◆ Task instructions
Emit the entire listing verbatim.

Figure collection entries

+++

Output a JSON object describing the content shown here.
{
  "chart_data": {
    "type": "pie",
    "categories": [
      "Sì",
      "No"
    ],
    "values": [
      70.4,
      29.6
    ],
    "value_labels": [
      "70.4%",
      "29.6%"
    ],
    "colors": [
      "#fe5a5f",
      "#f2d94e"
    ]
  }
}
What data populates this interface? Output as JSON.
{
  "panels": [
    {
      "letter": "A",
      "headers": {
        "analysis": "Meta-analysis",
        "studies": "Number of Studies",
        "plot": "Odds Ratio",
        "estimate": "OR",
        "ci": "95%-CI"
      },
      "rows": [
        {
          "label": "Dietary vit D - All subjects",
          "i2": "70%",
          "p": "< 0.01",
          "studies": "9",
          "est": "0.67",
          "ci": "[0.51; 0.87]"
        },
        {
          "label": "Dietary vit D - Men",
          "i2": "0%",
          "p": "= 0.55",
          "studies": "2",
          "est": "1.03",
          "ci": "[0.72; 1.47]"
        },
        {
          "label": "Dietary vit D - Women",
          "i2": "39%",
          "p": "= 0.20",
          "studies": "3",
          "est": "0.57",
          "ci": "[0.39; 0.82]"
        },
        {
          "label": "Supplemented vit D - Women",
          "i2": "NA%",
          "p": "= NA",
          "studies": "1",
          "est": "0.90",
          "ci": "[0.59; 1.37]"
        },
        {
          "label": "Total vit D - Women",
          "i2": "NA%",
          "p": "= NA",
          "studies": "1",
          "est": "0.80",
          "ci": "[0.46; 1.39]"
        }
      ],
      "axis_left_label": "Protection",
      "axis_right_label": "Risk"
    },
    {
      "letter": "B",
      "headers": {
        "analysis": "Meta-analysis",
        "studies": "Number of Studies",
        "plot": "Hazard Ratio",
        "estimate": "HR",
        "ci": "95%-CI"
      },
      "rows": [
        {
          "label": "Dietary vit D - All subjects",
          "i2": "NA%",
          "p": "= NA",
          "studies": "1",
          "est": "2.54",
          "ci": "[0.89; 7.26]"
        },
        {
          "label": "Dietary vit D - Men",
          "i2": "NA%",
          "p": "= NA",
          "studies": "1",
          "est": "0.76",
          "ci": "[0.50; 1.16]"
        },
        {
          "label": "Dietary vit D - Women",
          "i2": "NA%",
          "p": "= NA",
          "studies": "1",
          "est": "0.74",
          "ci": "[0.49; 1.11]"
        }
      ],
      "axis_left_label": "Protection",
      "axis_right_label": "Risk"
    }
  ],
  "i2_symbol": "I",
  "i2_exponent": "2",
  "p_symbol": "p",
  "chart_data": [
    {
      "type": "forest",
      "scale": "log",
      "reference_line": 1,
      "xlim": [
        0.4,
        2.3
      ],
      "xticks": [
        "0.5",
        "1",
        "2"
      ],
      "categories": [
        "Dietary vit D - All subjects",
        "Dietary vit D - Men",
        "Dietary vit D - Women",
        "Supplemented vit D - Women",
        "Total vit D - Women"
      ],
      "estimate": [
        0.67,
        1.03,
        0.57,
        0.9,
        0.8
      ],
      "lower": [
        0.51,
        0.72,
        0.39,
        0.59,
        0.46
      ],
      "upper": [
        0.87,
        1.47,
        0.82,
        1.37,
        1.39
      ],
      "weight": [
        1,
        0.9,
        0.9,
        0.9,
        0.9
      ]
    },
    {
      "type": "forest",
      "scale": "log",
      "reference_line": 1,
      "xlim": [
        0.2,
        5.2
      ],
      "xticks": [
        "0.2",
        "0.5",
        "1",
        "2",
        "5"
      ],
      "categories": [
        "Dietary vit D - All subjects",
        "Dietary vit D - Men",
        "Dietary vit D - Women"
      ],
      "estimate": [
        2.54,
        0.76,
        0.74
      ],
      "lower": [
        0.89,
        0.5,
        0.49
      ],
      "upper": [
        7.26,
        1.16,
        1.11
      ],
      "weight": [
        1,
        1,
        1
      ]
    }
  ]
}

+++

◆ Final result
Output a JSON object describing the content shown here.
{
  "chart_data": {
    "type": "pie",
    "categories": [
      "Sì",
      "No"
    ],
    "values": [
      70.4,
      29.6
    ],
    "value_labels": [
      "70.4%",
      "29.6%"
    ],
    "colors": [
      "#fe5a5f",
      "#f2d94e"
    ]
  }
}
What data populates this interface? Output as JSON.
{
  "panels": [
    {
      "letter": "A",
      "headers": {
        "analysis": "Meta-analysis",
        "studies": "Number of Studies",
        "plot": "Odds Ratio",
        "estimate": "OR",
        "ci": "95%-CI"
      },
      "rows": [
        {
          "label": "Dietary vit D - All subjects",
          "i2": "70%",
          "p": "< 0.01",
          "studies": "9",
          "est": "0.67",
          "ci": "[0.51; 0.87]"
        },
        {
          "label": "Dietary vit D - Men",
          "i2": "0%",
          "p": "= 0.55",
          "studies": "2",
          "est": "1.03",
          "ci": "[0.72; 1.47]"
        },
        {
          "label": "Dietary vit D - Women",
          "i2": "39%",
          "p": "= 0.20",
          "studies": "3",
          "est": "0.57",
          "ci": "[0.39; 0.82]"
        },
        {
          "label": "Supplemented vit D - Women",
          "i2": "NA%",
          "p": "= NA",
          "studies": "1",
          "est": "0.90",
          "ci": "[0.59; 1.37]"
        },
        {
          "label": "Total vit D - Women",
          "i2": "NA%",
          "p": "= NA",
          "studies": "1",
          "est": "0.80",
          "ci": "[0.46; 1.39]"
        }
      ],
      "axis_left_label": "Protection",
      "axis_right_label": "Risk"
    },
    {
      "letter": "B",
      "headers": {
        "analysis": "Meta-analysis",
        "studies": "Number of Studies",
        "plot": "Hazard Ratio",
        "estimate": "HR",
        "ci": "95%-CI"
      },
      "rows": [
        {
          "label": "Dietary vit D - All subjects",
          "i2": "NA%",
          "p": "= NA",
          "studies": "1",
          "est": "2.54",
          "ci": "[0.89; 7.26]"
        },
        {
          "label": "Dietary vit D - Men",
          "i2": "NA%",
          "p": "= NA",
          "studies": "1",
          "est": "0.76",
          "ci": "[0.50; 1.16]"
        },
        {
          "label": "Dietary vit D - Women",
          "i2": "NA%",
          "p": "= NA",
          "studies": "1",
          "est": "0.74",
          "ci": "[0.49; 1.11]"
        }
      ],
      "axis_left_label": "Protection",
      "axis_right_label": "Risk"
    }
  ],
  "i2_symbol": "I",
  "i2_exponent": "2",
  "p_symbol": "p",
  "chart_data": [
    {
      "type": "forest",
      "scale": "log",
      "reference_line": 1,
      "xlim": [
        0.4,
        2.3
      ],
      "xticks": [
        "0.5",
        "1",
        "2"
      ],
      "categories": [
        "Dietary vit D - All subjects",
        "Dietary vit D - Men",
        "Dietary vit D - Women",
        "Supplemented vit D - Women",
        "Total vit D - Women"
      ],
      "estimate": [
        0.67,
        1.03,
        0.57,
        0.9,
        0.8
      ],
      "lower": [
        0.51,
        0.72,
        0.39,
        0.59,
        0.46
      ],
      "upper": [
        0.87,
        1.47,
        0.82,
        1.37,
        1.39
      ],
      "weight": [
        1,
        0.9,
        0.9,
        0.9,
        0.9
      ]
    },
    {
      "type": "forest",
      "scale": "log",
      "reference_line": 1,
      "xlim": [
        0.2,
        5.2
      ],
      "xticks": [
        "0.2",
        "0.5",
        "1",
        "2",
        "5"
      ],
      "categories": [
        "Dietary vit D - All subjects",
        "Dietary vit D - Men",
        "Dietary vit D - Women"
      ],
      "estimate": [
        2.54,
        0.76,
        0.74
      ],
      "lower": [
        0.89,
        0.5,
        0.49
      ],
      "upper": [
        7.26,
        1.16,
        1.11
      ],
      "weight": [
        1,
        1,
        1
      ]
    }
  ]
}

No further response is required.